### Task brief
Transcribe the entries that follow, word for word.

### Supplied data
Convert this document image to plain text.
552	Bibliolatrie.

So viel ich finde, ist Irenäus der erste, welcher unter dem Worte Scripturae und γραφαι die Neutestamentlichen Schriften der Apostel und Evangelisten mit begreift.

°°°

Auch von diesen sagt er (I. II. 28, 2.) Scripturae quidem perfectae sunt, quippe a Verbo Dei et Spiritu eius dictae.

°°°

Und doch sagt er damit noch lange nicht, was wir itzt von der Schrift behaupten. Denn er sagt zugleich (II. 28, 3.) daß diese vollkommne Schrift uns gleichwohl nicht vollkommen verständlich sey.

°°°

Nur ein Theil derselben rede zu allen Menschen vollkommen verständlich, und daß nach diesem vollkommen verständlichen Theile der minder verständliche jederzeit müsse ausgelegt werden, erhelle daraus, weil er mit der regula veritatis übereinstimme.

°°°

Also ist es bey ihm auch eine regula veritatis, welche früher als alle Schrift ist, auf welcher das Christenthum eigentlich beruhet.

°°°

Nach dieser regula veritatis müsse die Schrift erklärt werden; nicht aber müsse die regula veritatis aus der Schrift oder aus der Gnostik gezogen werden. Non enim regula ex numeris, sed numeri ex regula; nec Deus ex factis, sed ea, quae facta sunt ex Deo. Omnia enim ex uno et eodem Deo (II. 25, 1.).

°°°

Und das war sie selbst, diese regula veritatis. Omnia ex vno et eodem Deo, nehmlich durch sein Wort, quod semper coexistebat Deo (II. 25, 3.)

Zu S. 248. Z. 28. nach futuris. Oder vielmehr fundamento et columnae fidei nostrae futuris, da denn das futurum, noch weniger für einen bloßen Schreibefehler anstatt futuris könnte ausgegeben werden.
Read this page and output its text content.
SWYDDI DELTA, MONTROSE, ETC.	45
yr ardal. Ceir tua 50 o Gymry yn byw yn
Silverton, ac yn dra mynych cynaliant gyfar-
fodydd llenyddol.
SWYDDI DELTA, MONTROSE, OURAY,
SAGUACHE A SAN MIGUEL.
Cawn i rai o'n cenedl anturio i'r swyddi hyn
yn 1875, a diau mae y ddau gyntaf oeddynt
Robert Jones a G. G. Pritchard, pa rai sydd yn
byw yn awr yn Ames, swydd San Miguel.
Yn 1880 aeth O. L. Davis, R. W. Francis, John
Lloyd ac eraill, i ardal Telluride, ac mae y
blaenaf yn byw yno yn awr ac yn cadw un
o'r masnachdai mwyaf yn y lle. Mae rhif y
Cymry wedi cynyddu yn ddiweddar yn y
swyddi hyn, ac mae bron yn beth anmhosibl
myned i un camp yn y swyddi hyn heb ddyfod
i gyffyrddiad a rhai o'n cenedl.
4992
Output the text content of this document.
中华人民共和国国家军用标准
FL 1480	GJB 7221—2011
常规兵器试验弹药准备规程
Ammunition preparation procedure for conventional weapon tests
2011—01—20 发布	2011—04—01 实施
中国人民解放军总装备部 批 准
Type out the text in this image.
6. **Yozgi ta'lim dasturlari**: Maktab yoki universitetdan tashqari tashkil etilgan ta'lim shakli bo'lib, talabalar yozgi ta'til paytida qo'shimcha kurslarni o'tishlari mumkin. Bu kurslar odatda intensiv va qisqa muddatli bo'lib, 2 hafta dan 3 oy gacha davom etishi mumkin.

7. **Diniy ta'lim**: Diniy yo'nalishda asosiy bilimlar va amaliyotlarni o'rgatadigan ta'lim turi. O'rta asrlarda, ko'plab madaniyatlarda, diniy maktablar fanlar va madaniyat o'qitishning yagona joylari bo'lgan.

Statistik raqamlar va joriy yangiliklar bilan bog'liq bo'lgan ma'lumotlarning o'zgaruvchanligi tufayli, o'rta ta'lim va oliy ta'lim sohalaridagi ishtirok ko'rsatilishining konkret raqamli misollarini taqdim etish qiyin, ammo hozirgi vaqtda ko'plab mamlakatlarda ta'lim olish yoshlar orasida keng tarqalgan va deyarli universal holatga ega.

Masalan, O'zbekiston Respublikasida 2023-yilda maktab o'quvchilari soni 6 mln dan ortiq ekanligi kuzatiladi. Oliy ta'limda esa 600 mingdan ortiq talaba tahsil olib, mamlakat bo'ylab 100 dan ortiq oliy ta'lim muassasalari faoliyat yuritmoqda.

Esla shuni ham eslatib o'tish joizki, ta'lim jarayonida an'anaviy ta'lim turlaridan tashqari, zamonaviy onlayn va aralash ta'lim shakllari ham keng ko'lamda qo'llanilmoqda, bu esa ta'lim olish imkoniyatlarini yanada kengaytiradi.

### Answer to the problem
Convert this document image to plain text.
552	Bibliolatrie.

So viel ich finde, ist Irenäus der erste, welcher unter dem Worte Scripturae und γραφαι die Neutestamentlichen Schriften der Apostel und Evangelisten mit begreift.

°°°

Auch von diesen sagt er (I. II. 28, 2.) Scripturae quidem perfectae sunt, quippe a Verbo Dei et Spiritu eius dictae.

°°°

Und doch sagt er damit noch lange nicht, was wir itzt von der Schrift behaupten. Denn er sagt zugleich (II. 28, 3.) daß diese vollkommne Schrift uns gleichwohl nicht vollkommen verständlich sey.

°°°

Nur ein Theil derselben rede zu allen Menschen vollkommen verständlich, und daß nach diesem vollkommen verständlichen Theile der minder verständliche jederzeit müsse ausgelegt werden, erhelle daraus, weil er mit der regula veritatis übereinstimme.

°°°

Also ist es bey ihm auch eine regula veritatis, welche früher als alle Schrift ist, auf welcher das Christenthum eigentlich beruhet.

°°°

Nach dieser regula veritatis müsse die Schrift erklärt werden; nicht aber müsse die regula veritatis aus der Schrift oder aus der Gnostik gezogen werden. Non enim regula ex numeris, sed numeri ex regula; nec Deus ex factis, sed ea, quae facta sunt ex Deo. Omnia enim ex uno et eodem Deo (II. 25, 1.).

°°°

Und das war sie selbst, diese regula veritatis. Omnia ex vno et eodem Deo, nehmlich durch sein Wort, quod semper coexistebat Deo (II. 25, 3.)

Zu S. 248. Z. 28. nach futuris. Oder vielmehr fundamento et columnae fidei nostrae futuris, da denn das futurum, noch weniger für einen bloßen Schreibefehler anstatt futuris könnte ausgegeben werden.
Read this page and output its text content.
SWYDDI DELTA, MONTROSE, ETC.	45
yr ardal. Ceir tua 50 o Gymry yn byw yn
Silverton, ac yn dra mynych cynaliant gyfar-
fodydd llenyddol.
SWYDDI DELTA, MONTROSE, OURAY,
SAGUACHE A SAN MIGUEL.
Cawn i rai o'n cenedl anturio i'r swyddi hyn
yn 1875, a diau mae y ddau gyntaf oeddynt
Robert Jones a G. G. Pritchard, pa rai sydd yn
byw yn awr yn Ames, swydd San Miguel.
Yn 1880 aeth O. L. Davis, R. W. Francis, John
Lloyd ac eraill, i ardal Telluride, ac mae y
blaenaf yn byw yno yn awr ac yn cadw un
o'r masnachdai mwyaf yn y lle. Mae rhif y
Cymry wedi cynyddu yn ddiweddar yn y
swyddi hyn, ac mae bron yn beth anmhosibl
myned i un camp yn y swyddi hyn heb ddyfod
i gyffyrddiad a rhai o'n cenedl.
4992
Output the text content of this document.
中华人民共和国国家军用标准
FL 1480	GJB 7221—2011
常规兵器试验弹药准备规程
Ammunition preparation procedure for conventional weapon tests
2011—01—20 发布	2011—04—01 实施
中国人民解放军总装备部 批 准
Type out the text in this image.
6. **Yozgi ta'lim dasturlari**: Maktab yoki universitetdan tashqari tashkil etilgan ta'lim shakli bo'lib, talabalar yozgi ta'til paytida qo'shimcha kurslarni o'tishlari mumkin. Bu kurslar odatda intensiv va qisqa muddatli bo'lib, 2 hafta dan 3 oy gacha davom etishi mumkin.

7. **Diniy ta'lim**: Diniy yo'nalishda asosiy bilimlar va amaliyotlarni o'rgatadigan ta'lim turi. O'rta asrlarda, ko'plab madaniyatlarda, diniy maktablar fanlar va madaniyat o'qitishning yagona joylari bo'lgan.

Statistik raqamlar va joriy yangiliklar bilan bog'liq bo'lgan ma'lumotlarning o'zgaruvchanligi tufayli, o'rta ta'lim va oliy ta'lim sohalaridagi ishtirok ko'rsatilishining konkret raqamli misollarini taqdim etish qiyin, ammo hozirgi vaqtda ko'plab mamlakatlarda ta'lim olish yoshlar orasida keng tarqalgan va deyarli universal holatga ega.

Masalan, O'zbekiston Respublikasida 2023-yilda maktab o'quvchilari soni 6 mln dan ortiq ekanligi kuzatiladi. Oliy ta'limda esa 600 mingdan ortiq talaba tahsil olib, mamlakat bo'ylab 100 dan ortiq oliy ta'lim muassasalari faoliyat yuritmoqda.

Esla shuni ham eslatib o'tish joizki, ta'lim jarayonida an'anaviy ta'lim turlaridan tashqari, zamonaviy onlayn va aralash ta'lim shakllari ham keng ko'lamda qo'llanilmoqda, bu esa ta'lim olish imkoniyatlarini yanada kengaytiradi.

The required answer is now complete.